Passage given:
In the middle of our camper wiring. A bunch of questions have come up; hoping you can help.

Our system has 300Ah of lithium batteries, 30 amp shore power connection to a Victron 2000W inverter/charger, Victron MPPT solar controller, Sterling B-B charger. I am wiring a small Siemens AC panel to distribute the AC power to our loads. DC loads go through a Blue Sea fuse panel.

I am mounting most of the electrical components on the driver's side garage wall (under the bed), except for the B-B charger.

So, here are my questions.

I am using 10ga (B/W/G) stranded AC wire from Ancor. Having a hard time to get a clean connection at the AC outlets as the strands fan out. Worried that a good proportion of the strands aren't carrying current. Tips or tricks? Can I crimp a spade connector to ensure a robust connection?

I have a Victron 712 BMS and the solar controller has an iPhone app to keep track of solar power. The Victron inverter/charger literature mentions a website that can be used to track or control the device but no Bluetooth connection. The inverter is mounted in the van garage, with easy access from outside. How often do you need to change settings? Would you recommend the Victron remote panel?

Task instructions:
1. Using the camper wiring post, decide whether each statement agrees with it: (a) The B-B charger is mounted on the driver's side garage wall along with the other electrical components. (b) The system's lithium batteries total 300Ah. (c) The DC loads are distributed through the Siemens AC panel. Answer yes or no for each, quoting the words of the post that decide it.
2. Carry on the camper wiring post from its last sentence, keeping the same voice and subject.

Entries:

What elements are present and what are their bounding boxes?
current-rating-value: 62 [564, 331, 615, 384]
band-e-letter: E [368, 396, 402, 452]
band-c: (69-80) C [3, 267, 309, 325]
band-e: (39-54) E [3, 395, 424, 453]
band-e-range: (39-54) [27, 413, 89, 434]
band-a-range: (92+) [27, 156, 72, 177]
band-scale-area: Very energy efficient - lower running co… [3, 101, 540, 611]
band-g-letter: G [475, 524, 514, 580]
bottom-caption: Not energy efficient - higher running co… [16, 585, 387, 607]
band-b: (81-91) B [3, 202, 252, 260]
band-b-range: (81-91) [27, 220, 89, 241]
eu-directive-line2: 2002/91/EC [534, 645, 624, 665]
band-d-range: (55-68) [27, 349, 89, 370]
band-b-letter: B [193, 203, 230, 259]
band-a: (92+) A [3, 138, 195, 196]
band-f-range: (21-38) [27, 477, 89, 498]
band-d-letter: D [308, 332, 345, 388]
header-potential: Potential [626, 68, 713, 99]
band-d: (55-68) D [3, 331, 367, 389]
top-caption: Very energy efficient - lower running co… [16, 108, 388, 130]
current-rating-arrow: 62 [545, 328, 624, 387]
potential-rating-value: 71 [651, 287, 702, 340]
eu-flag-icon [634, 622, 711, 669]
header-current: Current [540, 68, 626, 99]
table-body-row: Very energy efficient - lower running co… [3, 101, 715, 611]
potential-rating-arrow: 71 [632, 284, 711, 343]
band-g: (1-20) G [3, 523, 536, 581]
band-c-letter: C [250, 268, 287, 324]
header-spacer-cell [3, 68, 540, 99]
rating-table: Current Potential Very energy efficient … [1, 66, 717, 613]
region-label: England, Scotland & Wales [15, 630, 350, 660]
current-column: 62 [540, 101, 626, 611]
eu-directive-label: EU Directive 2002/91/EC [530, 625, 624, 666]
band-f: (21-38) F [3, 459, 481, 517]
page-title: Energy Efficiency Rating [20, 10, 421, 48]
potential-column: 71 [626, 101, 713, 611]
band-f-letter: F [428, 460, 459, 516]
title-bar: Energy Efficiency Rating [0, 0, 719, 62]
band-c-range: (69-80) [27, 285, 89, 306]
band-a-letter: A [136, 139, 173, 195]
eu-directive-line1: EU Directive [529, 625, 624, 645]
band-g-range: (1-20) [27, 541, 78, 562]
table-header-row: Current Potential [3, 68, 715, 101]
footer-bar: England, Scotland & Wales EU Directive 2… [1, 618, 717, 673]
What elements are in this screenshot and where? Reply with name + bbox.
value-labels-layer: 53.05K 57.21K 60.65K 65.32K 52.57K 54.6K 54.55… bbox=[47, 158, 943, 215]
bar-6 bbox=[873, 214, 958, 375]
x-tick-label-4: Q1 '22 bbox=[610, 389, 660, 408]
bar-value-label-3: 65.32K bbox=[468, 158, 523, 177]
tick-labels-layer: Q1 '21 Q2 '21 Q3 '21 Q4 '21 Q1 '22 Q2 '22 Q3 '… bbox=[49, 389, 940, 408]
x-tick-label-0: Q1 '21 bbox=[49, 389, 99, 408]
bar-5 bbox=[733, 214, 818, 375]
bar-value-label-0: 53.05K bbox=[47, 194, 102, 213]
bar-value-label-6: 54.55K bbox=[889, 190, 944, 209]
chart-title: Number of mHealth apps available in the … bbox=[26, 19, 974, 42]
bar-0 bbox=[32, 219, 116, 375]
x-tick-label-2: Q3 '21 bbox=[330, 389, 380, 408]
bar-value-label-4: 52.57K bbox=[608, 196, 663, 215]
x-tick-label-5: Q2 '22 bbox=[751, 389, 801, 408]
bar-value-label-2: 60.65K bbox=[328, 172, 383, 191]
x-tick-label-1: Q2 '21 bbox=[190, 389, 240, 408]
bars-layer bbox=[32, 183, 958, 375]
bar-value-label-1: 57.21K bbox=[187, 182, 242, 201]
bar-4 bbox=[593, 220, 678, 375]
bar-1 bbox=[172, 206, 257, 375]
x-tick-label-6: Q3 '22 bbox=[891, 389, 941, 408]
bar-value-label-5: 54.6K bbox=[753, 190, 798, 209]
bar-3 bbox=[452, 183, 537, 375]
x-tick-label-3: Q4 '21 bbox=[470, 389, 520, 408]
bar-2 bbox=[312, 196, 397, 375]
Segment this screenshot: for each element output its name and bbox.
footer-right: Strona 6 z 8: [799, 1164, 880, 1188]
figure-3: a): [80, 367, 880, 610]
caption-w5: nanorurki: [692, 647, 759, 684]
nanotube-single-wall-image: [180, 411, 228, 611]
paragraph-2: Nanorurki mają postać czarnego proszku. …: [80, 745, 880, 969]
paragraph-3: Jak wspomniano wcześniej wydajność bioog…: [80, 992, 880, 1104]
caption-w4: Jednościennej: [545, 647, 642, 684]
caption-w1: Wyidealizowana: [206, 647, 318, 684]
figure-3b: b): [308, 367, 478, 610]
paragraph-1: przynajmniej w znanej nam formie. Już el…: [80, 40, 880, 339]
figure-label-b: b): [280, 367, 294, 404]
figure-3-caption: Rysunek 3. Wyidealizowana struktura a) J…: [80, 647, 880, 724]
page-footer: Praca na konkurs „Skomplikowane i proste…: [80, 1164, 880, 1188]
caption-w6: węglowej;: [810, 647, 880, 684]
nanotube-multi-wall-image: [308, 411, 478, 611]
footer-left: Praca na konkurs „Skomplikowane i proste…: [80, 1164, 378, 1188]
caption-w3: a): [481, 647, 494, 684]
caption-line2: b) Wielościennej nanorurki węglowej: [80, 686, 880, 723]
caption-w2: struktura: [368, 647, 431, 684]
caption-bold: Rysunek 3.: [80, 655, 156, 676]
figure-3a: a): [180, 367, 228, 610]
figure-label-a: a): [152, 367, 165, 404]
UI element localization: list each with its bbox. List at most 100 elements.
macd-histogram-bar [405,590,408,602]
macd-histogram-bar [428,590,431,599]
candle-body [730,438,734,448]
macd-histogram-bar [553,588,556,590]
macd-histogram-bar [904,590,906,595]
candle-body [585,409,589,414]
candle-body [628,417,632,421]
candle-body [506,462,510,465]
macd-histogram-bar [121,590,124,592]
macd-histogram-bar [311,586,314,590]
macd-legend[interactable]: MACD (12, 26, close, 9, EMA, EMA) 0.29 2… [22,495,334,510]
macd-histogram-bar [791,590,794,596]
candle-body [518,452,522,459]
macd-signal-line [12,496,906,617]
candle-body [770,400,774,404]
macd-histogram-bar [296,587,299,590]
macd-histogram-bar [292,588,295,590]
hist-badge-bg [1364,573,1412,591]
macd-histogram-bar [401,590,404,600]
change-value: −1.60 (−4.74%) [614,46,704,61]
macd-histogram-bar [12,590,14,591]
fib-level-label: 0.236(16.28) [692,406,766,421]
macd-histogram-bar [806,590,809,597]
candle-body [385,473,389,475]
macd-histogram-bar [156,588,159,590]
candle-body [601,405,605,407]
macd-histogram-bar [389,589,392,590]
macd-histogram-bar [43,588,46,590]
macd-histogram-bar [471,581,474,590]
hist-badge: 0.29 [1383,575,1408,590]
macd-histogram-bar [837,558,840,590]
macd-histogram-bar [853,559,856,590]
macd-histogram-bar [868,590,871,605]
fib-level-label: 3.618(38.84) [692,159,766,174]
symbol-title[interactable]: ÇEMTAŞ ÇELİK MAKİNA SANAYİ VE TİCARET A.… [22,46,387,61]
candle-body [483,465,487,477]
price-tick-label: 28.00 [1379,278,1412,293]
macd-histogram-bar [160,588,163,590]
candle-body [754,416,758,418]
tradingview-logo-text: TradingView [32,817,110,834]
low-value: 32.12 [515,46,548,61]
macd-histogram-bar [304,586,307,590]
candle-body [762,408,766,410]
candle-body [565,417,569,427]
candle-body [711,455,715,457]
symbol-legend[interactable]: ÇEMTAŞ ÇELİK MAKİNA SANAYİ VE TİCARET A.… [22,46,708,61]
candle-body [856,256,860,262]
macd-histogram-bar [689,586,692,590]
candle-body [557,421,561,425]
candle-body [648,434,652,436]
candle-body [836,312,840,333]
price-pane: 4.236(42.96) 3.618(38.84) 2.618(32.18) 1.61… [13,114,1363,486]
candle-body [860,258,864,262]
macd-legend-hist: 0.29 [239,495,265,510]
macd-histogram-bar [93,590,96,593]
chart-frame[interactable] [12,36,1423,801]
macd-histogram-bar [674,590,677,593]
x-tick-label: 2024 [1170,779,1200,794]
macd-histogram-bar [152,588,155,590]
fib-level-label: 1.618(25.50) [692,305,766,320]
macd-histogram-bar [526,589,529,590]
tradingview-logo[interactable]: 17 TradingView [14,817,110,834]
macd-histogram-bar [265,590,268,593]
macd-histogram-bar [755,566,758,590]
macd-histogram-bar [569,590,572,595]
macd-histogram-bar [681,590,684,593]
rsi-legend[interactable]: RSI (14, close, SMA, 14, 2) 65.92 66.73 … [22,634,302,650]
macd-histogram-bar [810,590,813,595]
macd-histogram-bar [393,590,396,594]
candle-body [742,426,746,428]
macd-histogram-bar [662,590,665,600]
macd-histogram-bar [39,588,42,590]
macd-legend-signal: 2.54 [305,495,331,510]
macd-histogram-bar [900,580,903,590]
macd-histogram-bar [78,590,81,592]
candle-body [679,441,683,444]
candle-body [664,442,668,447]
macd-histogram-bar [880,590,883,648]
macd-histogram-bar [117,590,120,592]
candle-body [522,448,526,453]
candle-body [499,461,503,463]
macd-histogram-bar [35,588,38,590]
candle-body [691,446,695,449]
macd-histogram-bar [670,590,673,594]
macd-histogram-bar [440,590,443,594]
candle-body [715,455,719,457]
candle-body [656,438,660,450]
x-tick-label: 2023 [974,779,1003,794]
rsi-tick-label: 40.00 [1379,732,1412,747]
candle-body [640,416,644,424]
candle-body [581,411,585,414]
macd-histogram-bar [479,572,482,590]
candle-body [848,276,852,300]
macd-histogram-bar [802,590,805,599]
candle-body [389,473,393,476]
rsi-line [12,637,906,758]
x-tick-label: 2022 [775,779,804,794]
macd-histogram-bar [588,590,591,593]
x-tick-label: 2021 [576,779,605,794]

Answers to the exercises:
1.
(a) No: "except for the B-B charger."
(b) Yes: "300Ah of lithium batteries"
(c) No: "DC loads go through a Blue Sea fuse panel."

2.
How often do you need to access the main battery shutoff switch? I have access from the main cabin but not so easy to get to. My thought was that the fuses protect for emergencies and the shutoff switch is for maintenance only. Other thoughts?

How often do you need to access the Sterling B-B charger? I am assuming not very often and plan to mount it in back of a cabinet near the driver's seat.

What have others used for a high quality 12VDC receptacle? We will have them scattered throughout the van, for refrigerator, chargers, fan, etc... I want one that is durable and easy to install; recommendations for surface mount and flush mount would be appreciated.

Any recommendations for quality dimmable DC switches for LED lights?

Finally, did most of you turn on power for the first time when installed in the van or did you try it on a bench (away from flammable substances, children, pets, etc...)?

Thanks!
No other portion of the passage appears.